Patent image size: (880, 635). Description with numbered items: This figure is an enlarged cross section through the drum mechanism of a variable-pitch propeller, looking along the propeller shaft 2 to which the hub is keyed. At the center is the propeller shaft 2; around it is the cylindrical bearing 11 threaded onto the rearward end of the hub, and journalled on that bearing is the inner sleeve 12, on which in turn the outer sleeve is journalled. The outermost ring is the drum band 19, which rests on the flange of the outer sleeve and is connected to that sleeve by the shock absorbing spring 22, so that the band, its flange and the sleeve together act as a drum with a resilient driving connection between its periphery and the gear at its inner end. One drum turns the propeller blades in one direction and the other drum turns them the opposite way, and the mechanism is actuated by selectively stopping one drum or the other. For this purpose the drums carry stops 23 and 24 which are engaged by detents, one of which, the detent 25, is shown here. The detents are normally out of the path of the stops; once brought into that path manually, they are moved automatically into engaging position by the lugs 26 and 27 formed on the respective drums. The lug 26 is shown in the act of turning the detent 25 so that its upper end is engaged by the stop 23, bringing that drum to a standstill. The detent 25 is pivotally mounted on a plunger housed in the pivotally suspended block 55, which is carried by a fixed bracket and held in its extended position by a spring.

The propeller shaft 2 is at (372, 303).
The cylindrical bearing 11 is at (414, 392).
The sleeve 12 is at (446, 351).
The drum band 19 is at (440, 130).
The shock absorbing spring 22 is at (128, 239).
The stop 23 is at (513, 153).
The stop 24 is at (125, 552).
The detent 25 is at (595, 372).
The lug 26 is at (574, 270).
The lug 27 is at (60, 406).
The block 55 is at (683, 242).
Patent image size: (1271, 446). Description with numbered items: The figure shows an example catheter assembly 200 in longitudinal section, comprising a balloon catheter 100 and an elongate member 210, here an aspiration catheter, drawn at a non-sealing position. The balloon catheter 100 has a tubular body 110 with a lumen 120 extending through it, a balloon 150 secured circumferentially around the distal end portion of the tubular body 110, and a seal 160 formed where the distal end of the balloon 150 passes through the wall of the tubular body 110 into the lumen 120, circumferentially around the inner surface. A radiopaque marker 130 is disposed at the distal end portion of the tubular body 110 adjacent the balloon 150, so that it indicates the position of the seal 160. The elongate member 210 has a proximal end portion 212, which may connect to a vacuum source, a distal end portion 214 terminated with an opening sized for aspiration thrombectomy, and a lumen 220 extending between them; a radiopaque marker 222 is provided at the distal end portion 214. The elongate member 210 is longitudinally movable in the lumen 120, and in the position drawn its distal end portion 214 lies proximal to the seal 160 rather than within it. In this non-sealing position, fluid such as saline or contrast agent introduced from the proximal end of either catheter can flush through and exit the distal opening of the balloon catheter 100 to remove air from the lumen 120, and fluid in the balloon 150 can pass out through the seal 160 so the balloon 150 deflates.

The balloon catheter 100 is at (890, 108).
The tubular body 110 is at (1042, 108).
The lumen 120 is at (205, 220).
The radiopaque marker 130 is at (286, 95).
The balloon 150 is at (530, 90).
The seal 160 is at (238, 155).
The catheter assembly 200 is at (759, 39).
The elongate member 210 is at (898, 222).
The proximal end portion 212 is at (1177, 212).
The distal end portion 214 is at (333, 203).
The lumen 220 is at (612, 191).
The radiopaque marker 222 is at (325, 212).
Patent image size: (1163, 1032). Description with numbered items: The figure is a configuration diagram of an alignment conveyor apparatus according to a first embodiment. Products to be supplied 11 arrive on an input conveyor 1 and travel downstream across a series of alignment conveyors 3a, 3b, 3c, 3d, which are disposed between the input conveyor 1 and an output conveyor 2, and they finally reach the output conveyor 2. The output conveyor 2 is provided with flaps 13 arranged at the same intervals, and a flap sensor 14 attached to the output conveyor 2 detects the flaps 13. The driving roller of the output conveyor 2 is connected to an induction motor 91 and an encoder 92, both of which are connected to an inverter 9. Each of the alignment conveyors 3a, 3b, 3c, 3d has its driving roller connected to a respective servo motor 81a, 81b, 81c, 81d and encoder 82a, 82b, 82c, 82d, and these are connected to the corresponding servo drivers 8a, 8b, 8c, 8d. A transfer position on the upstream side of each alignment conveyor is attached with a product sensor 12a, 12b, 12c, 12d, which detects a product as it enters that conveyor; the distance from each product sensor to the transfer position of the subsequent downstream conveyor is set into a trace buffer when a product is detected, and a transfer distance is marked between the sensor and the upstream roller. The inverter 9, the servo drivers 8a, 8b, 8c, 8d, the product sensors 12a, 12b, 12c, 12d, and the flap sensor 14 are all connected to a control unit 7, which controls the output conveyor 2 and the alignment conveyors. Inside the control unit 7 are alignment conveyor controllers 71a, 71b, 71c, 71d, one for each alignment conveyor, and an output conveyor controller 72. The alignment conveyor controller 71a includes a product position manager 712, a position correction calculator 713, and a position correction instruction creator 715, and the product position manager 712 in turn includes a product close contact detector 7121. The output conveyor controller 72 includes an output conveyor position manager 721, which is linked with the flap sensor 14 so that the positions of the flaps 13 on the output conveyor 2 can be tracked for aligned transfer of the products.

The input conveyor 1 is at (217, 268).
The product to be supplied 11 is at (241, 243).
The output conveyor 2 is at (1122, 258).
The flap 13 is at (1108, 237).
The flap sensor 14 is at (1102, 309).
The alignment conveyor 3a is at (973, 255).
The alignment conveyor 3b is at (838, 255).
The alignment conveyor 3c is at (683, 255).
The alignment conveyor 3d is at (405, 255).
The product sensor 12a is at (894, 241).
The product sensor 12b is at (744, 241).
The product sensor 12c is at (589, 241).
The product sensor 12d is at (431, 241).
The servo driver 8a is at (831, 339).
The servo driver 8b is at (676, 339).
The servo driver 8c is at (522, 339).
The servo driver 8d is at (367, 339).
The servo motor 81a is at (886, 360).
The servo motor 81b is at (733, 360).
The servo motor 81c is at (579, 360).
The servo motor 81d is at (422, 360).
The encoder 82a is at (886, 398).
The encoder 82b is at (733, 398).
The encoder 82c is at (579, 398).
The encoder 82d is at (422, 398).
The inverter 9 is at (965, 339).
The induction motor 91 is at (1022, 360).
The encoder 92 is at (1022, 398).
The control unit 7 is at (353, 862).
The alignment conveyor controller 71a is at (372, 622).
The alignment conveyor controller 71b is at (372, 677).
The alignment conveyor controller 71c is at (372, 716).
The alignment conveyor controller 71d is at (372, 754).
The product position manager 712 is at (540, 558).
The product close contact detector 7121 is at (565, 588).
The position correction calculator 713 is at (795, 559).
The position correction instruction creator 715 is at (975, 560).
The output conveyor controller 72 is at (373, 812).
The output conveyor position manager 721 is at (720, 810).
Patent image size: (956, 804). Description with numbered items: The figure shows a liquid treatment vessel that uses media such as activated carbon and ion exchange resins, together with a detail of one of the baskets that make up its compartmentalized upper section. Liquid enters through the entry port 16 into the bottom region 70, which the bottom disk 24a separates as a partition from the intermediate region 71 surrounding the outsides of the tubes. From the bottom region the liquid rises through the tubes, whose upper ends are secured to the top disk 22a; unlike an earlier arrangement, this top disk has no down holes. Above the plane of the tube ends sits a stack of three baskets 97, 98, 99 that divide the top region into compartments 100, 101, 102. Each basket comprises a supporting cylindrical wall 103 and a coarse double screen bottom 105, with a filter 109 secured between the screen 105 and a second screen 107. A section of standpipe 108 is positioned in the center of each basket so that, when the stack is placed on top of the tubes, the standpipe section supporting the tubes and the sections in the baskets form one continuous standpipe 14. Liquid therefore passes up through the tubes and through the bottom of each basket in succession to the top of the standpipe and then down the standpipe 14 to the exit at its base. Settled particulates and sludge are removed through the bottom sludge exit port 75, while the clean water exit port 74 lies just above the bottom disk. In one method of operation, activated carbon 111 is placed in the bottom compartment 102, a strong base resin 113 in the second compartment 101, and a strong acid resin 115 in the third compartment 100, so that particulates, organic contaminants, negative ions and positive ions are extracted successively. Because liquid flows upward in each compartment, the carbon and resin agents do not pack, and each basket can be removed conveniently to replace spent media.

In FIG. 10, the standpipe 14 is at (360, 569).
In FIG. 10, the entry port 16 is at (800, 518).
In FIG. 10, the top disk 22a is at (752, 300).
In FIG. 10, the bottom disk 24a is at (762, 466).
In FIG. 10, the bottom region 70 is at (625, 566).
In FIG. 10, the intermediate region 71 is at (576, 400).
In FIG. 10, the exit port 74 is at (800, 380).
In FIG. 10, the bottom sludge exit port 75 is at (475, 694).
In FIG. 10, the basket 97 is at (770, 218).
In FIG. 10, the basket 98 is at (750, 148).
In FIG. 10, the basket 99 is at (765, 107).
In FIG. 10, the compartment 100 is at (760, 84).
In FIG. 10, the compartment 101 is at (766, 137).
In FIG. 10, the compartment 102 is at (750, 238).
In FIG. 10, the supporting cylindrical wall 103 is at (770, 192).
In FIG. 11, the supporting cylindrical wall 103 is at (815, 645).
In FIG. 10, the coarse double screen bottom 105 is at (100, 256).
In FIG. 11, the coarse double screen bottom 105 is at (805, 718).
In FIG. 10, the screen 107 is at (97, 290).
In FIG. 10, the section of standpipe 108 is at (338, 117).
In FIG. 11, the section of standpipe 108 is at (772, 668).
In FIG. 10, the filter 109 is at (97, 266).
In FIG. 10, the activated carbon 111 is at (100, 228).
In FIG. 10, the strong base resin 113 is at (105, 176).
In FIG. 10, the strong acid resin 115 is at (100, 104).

--- --- ---

*WHAT TO PRODUCE*:
Please give the listing again from its start up to and including the line with "The shock absorbing spring 22 is", changing "enlarged cross section" to "magnified sectional view" and leaving everything else the same.

*SOLUTION FOR THIS PROBLEM*:
Patent image size: (880, 635). Description with numbered items: This figure is an magnified sectional view through the drum mechanism of a variable-pitch propeller, looking along the propeller shaft 2 to which the hub is keyed. At the center is the propeller shaft 2; around it is the cylindrical bearing 11 threaded onto the rearward end of the hub, and journalled on that bearing is the inner sleeve 12, on which in turn the outer sleeve is journalled. The outermost ring is the drum band 19, which rests on the flange of the outer sleeve and is connected to that sleeve by the shock absorbing spring 22, so that the band, its flange and the sleeve together act as a drum with a resilient driving connection between its periphery and the gear at its inner end. One drum turns the propeller blades in one direction and the other drum turns them the opposite way, and the mechanism is actuated by selectively stopping one drum or the other. For this purpose the drums carry stops 23 and 24 which are engaged by detents, one of which, the detent 25, is shown here. The detents are normally out of the path of the stops; once brought into that path manually, they are moved automatically into engaging position by the lugs 26 and 27 formed on the respective drums. The lug 26 is shown in the act of turning the detent 25 so that its upper end is engaged by the stop 23, bringing that drum to a standstill. The detent 25 is pivotally mounted on a plunger housed in the pivotally suspended block 55, which is carried by a fixed bracket and held in its extended position by a spring.

The propeller shaft 2 is at (372, 303).
The cylindrical bearing 11 is at (414, 392).
The sleeve 12 is at (446, 351).
The drum band 19 is at (440, 130).
The shock absorbing spring 22 is at (128, 239).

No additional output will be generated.